Restate each line of the listing exactly, without carrying over any pictures.

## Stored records
[Begin]

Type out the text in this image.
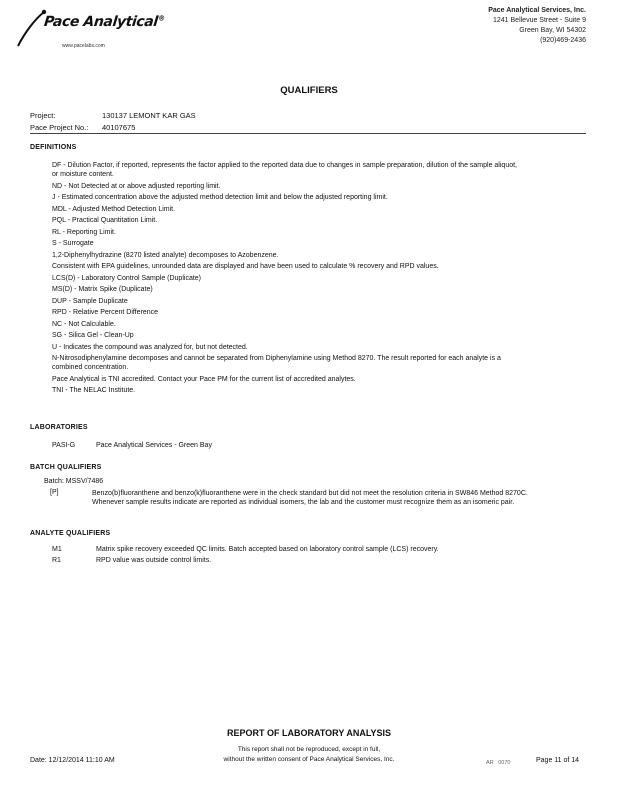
Pace Analytical®
www.pacelabs.com
Pace Analytical Services, Inc.
1241 Bellevue Street - Suite 9
Green Bay, WI 54302
(920)469-2436
QUALIFIERS
Project:	130137 LEMONT KAR GAS
Pace Project No.: 40107675
DEFINITIONS
DF - Dilution Factor, if reported, represents the factor applied to the reported data due to changes in sample preparation, dilution of the sample aliquot, or moisture content.
ND - Not Detected at or above adjusted reporting limit.
J - Estimated concentration above the adjusted method detection limit and below the adjusted reporting limit.
MDL - Adjusted Method Detection Limit.
PQL - Practical Quantitation Limit.
RL - Reporting Limit.
S - Surrogate
1,2-Diphenylhydrazine (8270 listed analyte) decomposes to Azobenzene.
Consistent with EPA guidelines, unrounded data are displayed and have been used to calculate % recovery and RPD values.
LCS(D) - Laboratory Control Sample (Duplicate)
MS(D) - Matrix Spike (Duplicate)
DUP - Sample Duplicate
RPD - Relative Percent Difference
NC - Not Calculable.
SG - Silica Gel - Clean-Up
U - Indicates the compound was analyzed for, but not detected.
N-Nitrosodiphenylamine decomposes and cannot be separated from Diphenylamine using Method 8270. The result reported for each analyte is a combined concentration.
Pace Analytical is TNI accredited. Contact your Pace PM for the current list of accredited analytes.
TNI - The NELAC Institute.
LABORATORIES
PASI-G	Pace Analytical Services - Green Bay
BATCH QUALIFIERS
Batch: MSSV/7486
[P]	Benzo(b)fluoranthene and benzo(k)fluoranthene were in the check standard but did not meet the resolution criteria in SW846 Method 8270C. Whenever sample results indicate are reported as individual isomers, the lab and the customer must recognize them as an isomeric pair.
ANALYTE QUALIFIERS
M1	Matrix spike recovery exceeded QC limits. Batch accepted based on laboratory control sample (LCS) recovery.
R1	RPD value was outside control limits.
REPORT OF LABORATORY ANALYSIS
This report shall not be reproduced, except in full,
without the written consent of Pace Analytical Services, Inc.
Date: 12/12/2014 11:10 AM	AR 0070	Page 11 of 14
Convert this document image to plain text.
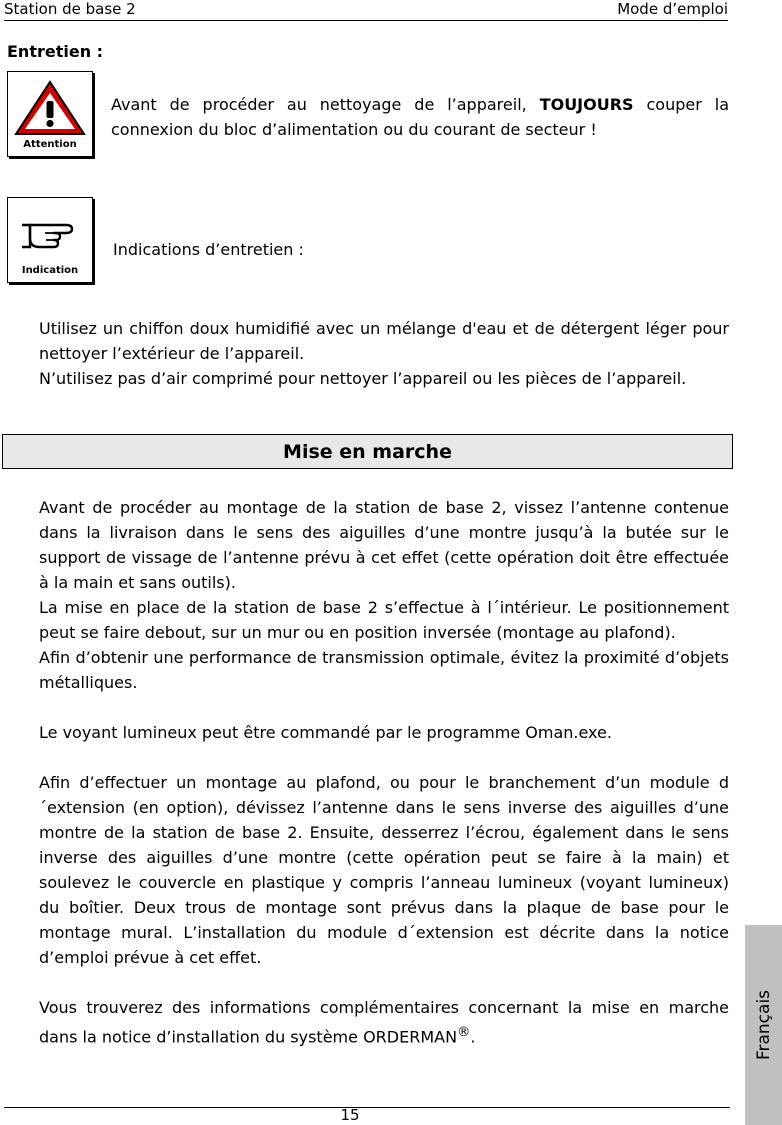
Station de base 2	Mode d’emploi
Entretien :
Attention
Avant de procéder au nettoyage de l’appareil, TOUJOURS couper la connexion du bloc d’alimentation ou du courant de secteur !
Indication
Indications d’entretien :

Utilisez un chiffon doux humidifié avec un mélange d'eau et de détergent léger pour nettoyer l’extérieur de l’appareil.

N’utilisez pas d’air comprimé pour nettoyer l’appareil ou les pièces de l’appareil.

Mise en marche

Avant de procéder au montage de la station de base 2, vissez l’antenne contenue dans la livraison dans le sens des aiguilles d’une montre jusqu’à la butée sur le support de vissage de l’antenne prévu à cet effet (cette opération doit être effectuée à la main et sans outils).

La mise en place de la station de base 2 s’effectue à l´intérieur. Le positionnement peut se faire debout, sur un mur ou en position inversée (montage au plafond).

Afin d’obtenir une performance de transmission optimale, évitez la proximité d’objets métalliques.

Le voyant lumineux peut être commandé par le programme Oman.exe.

Afin d’effectuer un montage au plafond, ou pour le branchement d’un module d´extension (en option), dévissez l’antenne dans le sens inverse des aiguilles d’une montre de la station de base 2. Ensuite, desserrez l’écrou, également dans le sens inverse des aiguilles d’une montre (cette opération peut se faire à la main) et soulevez le couvercle en plastique y compris l’anneau lumineux (voyant lumineux) du boîtier. Deux trous de montage sont prévus dans la plaque de base pour le montage mural. L’installation du module d´extension est décrite dans la notice d’emploi prévue à cet effet.

Vous trouverez des informations complémentaires concernant la mise en marche dans la notice d’installation du système ORDERMAN®.	Français
15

[End]

## Worked solution
Type out the text in this image.
Pace Analytical®
www.pacelabs.com
Pace Analytical Services, Inc.
1241 Bellevue Street - Suite 9
Green Bay, WI 54302
(920)469-2436
QUALIFIERS
Project:	130137 LEMONT KAR GAS
Pace Project No.: 40107675
DEFINITIONS
DF - Dilution Factor, if reported, represents the factor applied to the reported data due to changes in sample preparation, dilution of the sample aliquot, or moisture content.
ND - Not Detected at or above adjusted reporting limit.
J - Estimated concentration above the adjusted method detection limit and below the adjusted reporting limit.
MDL - Adjusted Method Detection Limit.
PQL - Practical Quantitation Limit.
RL - Reporting Limit.
S - Surrogate
1,2-Diphenylhydrazine (8270 listed analyte) decomposes to Azobenzene.
Consistent with EPA guidelines, unrounded data are displayed and have been used to calculate % recovery and RPD values.
LCS(D) - Laboratory Control Sample (Duplicate)
MS(D) - Matrix Spike (Duplicate)
DUP - Sample Duplicate
RPD - Relative Percent Difference
NC - Not Calculable.
SG - Silica Gel - Clean-Up
U - Indicates the compound was analyzed for, but not detected.
N-Nitrosodiphenylamine decomposes and cannot be separated from Diphenylamine using Method 8270. The result reported for each analyte is a combined concentration.
Pace Analytical is TNI accredited. Contact your Pace PM for the current list of accredited analytes.
TNI - The NELAC Institute.
LABORATORIES
PASI-G	Pace Analytical Services - Green Bay
BATCH QUALIFIERS
Batch: MSSV/7486
[P]	Benzo(b)fluoranthene and benzo(k)fluoranthene were in the check standard but did not meet the resolution criteria in SW846 Method 8270C. Whenever sample results indicate are reported as individual isomers, the lab and the customer must recognize them as an isomeric pair.
ANALYTE QUALIFIERS
M1	Matrix spike recovery exceeded QC limits. Batch accepted based on laboratory control sample (LCS) recovery.
R1	RPD value was outside control limits.
REPORT OF LABORATORY ANALYSIS
This report shall not be reproduced, except in full,
without the written consent of Pace Analytical Services, Inc.
Date: 12/12/2014 11:10 AM	AR 0070	Page 11 of 14
Convert this document image to plain text.
Station de base 2	Mode d’emploi
Entretien :
Attention
Avant de procéder au nettoyage de l’appareil, TOUJOURS couper la connexion du bloc d’alimentation ou du courant de secteur !
Indication
Indications d’entretien :

Utilisez un chiffon doux humidifié avec un mélange d'eau et de détergent léger pour nettoyer l’extérieur de l’appareil.

N’utilisez pas d’air comprimé pour nettoyer l’appareil ou les pièces de l’appareil.

Mise en marche

Avant de procéder au montage de la station de base 2, vissez l’antenne contenue dans la livraison dans le sens des aiguilles d’une montre jusqu’à la butée sur le support de vissage de l’antenne prévu à cet effet (cette opération doit être effectuée à la main et sans outils).

La mise en place de la station de base 2 s’effectue à l´intérieur. Le positionnement peut se faire debout, sur un mur ou en position inversée (montage au plafond).

Afin d’obtenir une performance de transmission optimale, évitez la proximité d’objets métalliques.

Le voyant lumineux peut être commandé par le programme Oman.exe.

Afin d’effectuer un montage au plafond, ou pour le branchement d’un module d´extension (en option), dévissez l’antenne dans le sens inverse des aiguilles d’une montre de la station de base 2. Ensuite, desserrez l’écrou, également dans le sens inverse des aiguilles d’une montre (cette opération peut se faire à la main) et soulevez le couvercle en plastique y compris l’anneau lumineux (voyant lumineux) du boîtier. Deux trous de montage sont prévus dans la plaque de base pour le montage mural. L’installation du module d´extension est décrite dans la notice d’emploi prévue à cet effet.

Vous trouverez des informations complémentaires concernant la mise en marche dans la notice d’installation du système ORDERMAN®.	Français
15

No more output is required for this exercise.